### Task requirements:
State the count of lines below in which the word "stödja" appears, and add nothing.

Stored records:
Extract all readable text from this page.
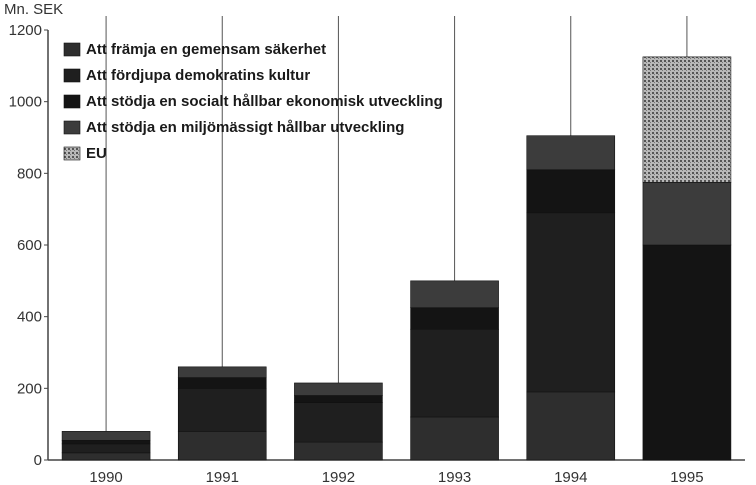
Mn. SEK
0
200
400
600
800
1000
1200
1990	1991	1992	1993	1994	1995
Att främja en gemensam säkerhet
Att fördjupa demokratins kultur
Att stödja en socialt hållbar ekonomisk utveckling
Att stödja en miljömässigt hållbar utveckling
EU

### Complete response:
2